■ Aim of the exercise ■
Your task is to quote the material that follows, in full and exactly.

■ Available records ■
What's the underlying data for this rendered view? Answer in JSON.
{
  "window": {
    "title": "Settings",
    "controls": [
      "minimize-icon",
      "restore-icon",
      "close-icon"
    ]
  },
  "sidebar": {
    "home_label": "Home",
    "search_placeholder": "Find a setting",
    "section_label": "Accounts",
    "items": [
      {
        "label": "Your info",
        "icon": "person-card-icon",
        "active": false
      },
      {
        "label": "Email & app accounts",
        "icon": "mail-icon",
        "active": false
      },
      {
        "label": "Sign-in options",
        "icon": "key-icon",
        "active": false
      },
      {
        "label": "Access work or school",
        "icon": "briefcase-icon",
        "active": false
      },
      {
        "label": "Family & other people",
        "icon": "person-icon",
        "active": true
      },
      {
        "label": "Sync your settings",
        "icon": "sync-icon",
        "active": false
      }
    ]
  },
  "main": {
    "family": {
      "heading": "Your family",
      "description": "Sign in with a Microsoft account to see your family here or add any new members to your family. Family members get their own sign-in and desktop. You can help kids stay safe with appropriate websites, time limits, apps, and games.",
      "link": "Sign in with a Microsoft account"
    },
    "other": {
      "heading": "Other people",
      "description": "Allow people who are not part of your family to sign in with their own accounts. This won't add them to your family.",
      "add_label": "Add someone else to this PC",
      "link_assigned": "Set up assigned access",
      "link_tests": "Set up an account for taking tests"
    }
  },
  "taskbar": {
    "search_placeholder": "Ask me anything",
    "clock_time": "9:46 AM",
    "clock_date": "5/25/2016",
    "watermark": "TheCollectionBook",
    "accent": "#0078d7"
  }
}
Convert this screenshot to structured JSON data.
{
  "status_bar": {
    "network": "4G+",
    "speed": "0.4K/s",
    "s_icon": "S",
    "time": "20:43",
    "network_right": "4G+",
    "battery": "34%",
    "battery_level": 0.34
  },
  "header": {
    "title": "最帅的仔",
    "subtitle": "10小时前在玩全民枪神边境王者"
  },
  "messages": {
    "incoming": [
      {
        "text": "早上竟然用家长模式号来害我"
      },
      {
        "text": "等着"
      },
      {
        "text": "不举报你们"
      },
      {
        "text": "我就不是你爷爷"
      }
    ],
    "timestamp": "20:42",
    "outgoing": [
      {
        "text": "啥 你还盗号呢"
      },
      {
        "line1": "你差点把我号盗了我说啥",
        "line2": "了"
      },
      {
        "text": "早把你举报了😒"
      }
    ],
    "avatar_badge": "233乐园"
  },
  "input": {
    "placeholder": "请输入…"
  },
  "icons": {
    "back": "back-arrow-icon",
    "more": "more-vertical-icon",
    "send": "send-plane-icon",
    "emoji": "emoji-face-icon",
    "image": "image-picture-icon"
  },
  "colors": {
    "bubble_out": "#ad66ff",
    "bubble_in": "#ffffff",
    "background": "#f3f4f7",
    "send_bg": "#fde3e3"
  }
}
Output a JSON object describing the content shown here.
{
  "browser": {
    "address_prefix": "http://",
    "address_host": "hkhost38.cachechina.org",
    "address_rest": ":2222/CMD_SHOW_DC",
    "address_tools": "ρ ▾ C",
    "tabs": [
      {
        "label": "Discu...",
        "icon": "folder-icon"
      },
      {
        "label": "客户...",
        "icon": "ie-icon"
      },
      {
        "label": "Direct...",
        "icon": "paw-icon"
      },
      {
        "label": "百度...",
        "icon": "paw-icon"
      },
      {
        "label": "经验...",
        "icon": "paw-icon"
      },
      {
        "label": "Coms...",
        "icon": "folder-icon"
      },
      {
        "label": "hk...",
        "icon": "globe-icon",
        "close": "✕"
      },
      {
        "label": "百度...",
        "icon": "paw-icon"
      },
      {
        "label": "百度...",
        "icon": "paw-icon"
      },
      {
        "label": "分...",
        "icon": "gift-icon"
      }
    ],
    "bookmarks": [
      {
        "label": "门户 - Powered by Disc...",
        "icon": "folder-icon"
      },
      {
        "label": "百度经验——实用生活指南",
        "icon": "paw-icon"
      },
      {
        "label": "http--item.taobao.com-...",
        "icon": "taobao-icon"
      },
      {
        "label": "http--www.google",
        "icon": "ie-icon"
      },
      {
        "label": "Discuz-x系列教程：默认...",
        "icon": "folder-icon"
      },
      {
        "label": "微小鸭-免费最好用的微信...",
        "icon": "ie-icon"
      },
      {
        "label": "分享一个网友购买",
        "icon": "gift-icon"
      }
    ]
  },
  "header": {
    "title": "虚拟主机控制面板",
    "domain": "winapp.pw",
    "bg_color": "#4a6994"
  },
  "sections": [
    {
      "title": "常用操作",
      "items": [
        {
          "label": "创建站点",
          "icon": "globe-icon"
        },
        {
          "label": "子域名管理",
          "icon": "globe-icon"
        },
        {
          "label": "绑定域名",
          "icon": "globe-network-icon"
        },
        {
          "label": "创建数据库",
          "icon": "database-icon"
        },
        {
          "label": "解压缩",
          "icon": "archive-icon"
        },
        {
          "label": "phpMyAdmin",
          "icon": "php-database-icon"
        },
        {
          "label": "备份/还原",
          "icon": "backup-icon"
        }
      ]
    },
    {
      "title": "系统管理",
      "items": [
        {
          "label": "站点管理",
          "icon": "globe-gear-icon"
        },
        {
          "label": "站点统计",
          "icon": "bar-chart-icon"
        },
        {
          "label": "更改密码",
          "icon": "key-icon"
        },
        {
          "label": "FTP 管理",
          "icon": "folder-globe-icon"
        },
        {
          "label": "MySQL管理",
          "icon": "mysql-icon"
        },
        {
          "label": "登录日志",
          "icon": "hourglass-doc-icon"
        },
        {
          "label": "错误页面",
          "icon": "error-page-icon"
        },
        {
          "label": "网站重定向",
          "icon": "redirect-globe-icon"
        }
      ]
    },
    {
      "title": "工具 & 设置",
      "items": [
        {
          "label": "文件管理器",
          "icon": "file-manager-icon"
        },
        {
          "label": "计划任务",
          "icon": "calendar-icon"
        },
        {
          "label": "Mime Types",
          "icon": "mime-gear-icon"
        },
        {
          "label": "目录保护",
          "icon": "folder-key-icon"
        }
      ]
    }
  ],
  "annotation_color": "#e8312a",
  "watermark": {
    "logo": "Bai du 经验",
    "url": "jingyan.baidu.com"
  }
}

■ Exercise solution ■
What's the underlying data for this rendered view? Answer in JSON.
{
  "window": {
    "title": "Settings",
    "controls": [
      "minimize-icon",
      "restore-icon",
      "close-icon"
    ]
  },
  "sidebar": {
    "home_label": "Home",
    "search_placeholder": "Find a setting",
    "section_label": "Accounts",
    "items": [
      {
        "label": "Your info",
        "icon": "person-card-icon",
        "active": false
      },
      {
        "label": "Email & app accounts",
        "icon": "mail-icon",
        "active": false
      },
      {
        "label": "Sign-in options",
        "icon": "key-icon",
        "active": false
      },
      {
        "label": "Access work or school",
        "icon": "briefcase-icon",
        "active": false
      },
      {
        "label": "Family & other people",
        "icon": "person-icon",
        "active": true
      },
      {
        "label": "Sync your settings",
        "icon": "sync-icon",
        "active": false
      }
    ]
  },
  "main": {
    "family": {
      "heading": "Your family",
      "description": "Sign in with a Microsoft account to see your family here or add any new members to your family. Family members get their own sign-in and desktop. You can help kids stay safe with appropriate websites, time limits, apps, and games.",
      "link": "Sign in with a Microsoft account"
    },
    "other": {
      "heading": "Other people",
      "description": "Allow people who are not part of your family to sign in with their own accounts. This won't add them to your family.",
      "add_label": "Add someone else to this PC",
      "link_assigned": "Set up assigned access",
      "link_tests": "Set up an account for taking tests"
    }
  },
  "taskbar": {
    "search_placeholder": "Ask me anything",
    "clock_time": "9:46 AM",
    "clock_date": "5/25/2016",
    "watermark": "TheCollectionBook",
    "accent": "#0078d7"
  }
}
Convert this screenshot to structured JSON data.
{
  "status_bar": {
    "network": "4G+",
    "speed": "0.4K/s",
    "s_icon": "S",
    "time": "20:43",
    "network_right": "4G+",
    "battery": "34%",
    "battery_level": 0.34
  },
  "header": {
    "title": "最帅的仔",
    "subtitle": "10小时前在玩全民枪神边境王者"
  },
  "messages": {
    "incoming": [
      {
        "text": "早上竟然用家长模式号来害我"
      },
      {
        "text": "等着"
      },
      {
        "text": "不举报你们"
      },
      {
        "text": "我就不是你爷爷"
      }
    ],
    "timestamp": "20:42",
    "outgoing": [
      {
        "text": "啥 你还盗号呢"
      },
      {
        "line1": "你差点把我号盗了我说啥",
        "line2": "了"
      },
      {
        "text": "早把你举报了😒"
      }
    ],
    "avatar_badge": "233乐园"
  },
  "input": {
    "placeholder": "请输入…"
  },
  "icons": {
    "back": "back-arrow-icon",
    "more": "more-vertical-icon",
    "send": "send-plane-icon",
    "emoji": "emoji-face-icon",
    "image": "image-picture-icon"
  },
  "colors": {
    "bubble_out": "#ad66ff",
    "bubble_in": "#ffffff",
    "background": "#f3f4f7",
    "send_bg": "#fde3e3"
  }
}
Output a JSON object describing the content shown here.
{
  "browser": {
    "address_prefix": "http://",
    "address_host": "hkhost38.cachechina.org",
    "address_rest": ":2222/CMD_SHOW_DC",
    "address_tools": "ρ ▾ C",
    "tabs": [
      {
        "label": "Discu...",
        "icon": "folder-icon"
      },
      {
        "label": "客户...",
        "icon": "ie-icon"
      },
      {
        "label": "Direct...",
        "icon": "paw-icon"
      },
      {
        "label": "百度...",
        "icon": "paw-icon"
      },
      {
        "label": "经验...",
        "icon": "paw-icon"
      },
      {
        "label": "Coms...",
        "icon": "folder-icon"
      },
      {
        "label": "hk...",
        "icon": "globe-icon",
        "close": "✕"
      },
      {
        "label": "百度...",
        "icon": "paw-icon"
      },
      {
        "label": "百度...",
        "icon": "paw-icon"
      },
      {
        "label": "分...",
        "icon": "gift-icon"
      }
    ],
    "bookmarks": [
      {
        "label": "门户 - Powered by Disc...",
        "icon": "folder-icon"
      },
      {
        "label": "百度经验——实用生活指南",
        "icon": "paw-icon"
      },
      {
        "label": "http--item.taobao.com-...",
        "icon": "taobao-icon"
      },
      {
        "label": "http--www.google",
        "icon": "ie-icon"
      },
      {
        "label": "Discuz-x系列教程：默认...",
        "icon": "folder-icon"
      },
      {
        "label": "微小鸭-免费最好用的微信...",
        "icon": "ie-icon"
      },
      {
        "label": "分享一个网友购买",
        "icon": "gift-icon"
      }
    ]
  },
  "header": {
    "title": "虚拟主机控制面板",
    "domain": "winapp.pw",
    "bg_color": "#4a6994"
  },
  "sections": [
    {
      "title": "常用操作",
      "items": [
        {
          "label": "创建站点",
          "icon": "globe-icon"
        },
        {
          "label": "子域名管理",
          "icon": "globe-icon"
        },
        {
          "label": "绑定域名",
          "icon": "globe-network-icon"
        },
        {
          "label": "创建数据库",
          "icon": "database-icon"
        },
        {
          "label": "解压缩",
          "icon": "archive-icon"
        },
        {
          "label": "phpMyAdmin",
          "icon": "php-database-icon"
        },
        {
          "label": "备份/还原",
          "icon": "backup-icon"
        }
      ]
    },
    {
      "title": "系统管理",
      "items": [
        {
          "label": "站点管理",
          "icon": "globe-gear-icon"
        },
        {
          "label": "站点统计",
          "icon": "bar-chart-icon"
        },
        {
          "label": "更改密码",
          "icon": "key-icon"
        },
        {
          "label": "FTP 管理",
          "icon": "folder-globe-icon"
        },
        {
          "label": "MySQL管理",
          "icon": "mysql-icon"
        },
        {
          "label": "登录日志",
          "icon": "hourglass-doc-icon"
        },
        {
          "label": "错误页面",
          "icon": "error-page-icon"
        },
        {
          "label": "网站重定向",
          "icon": "redirect-globe-icon"
        }
      ]
    },
    {
      "title": "工具 & 设置",
      "items": [
        {
          "label": "文件管理器",
          "icon": "file-manager-icon"
        },
        {
          "label": "计划任务",
          "icon": "calendar-icon"
        },
        {
          "label": "Mime Types",
          "icon": "mime-gear-icon"
        },
        {
          "label": "目录保护",
          "icon": "folder-key-icon"
        }
      ]
    }
  ],
  "annotation_color": "#e8312a",
  "watermark": {
    "logo": "Bai du 经验",
    "url": "jingyan.baidu.com"
  }
}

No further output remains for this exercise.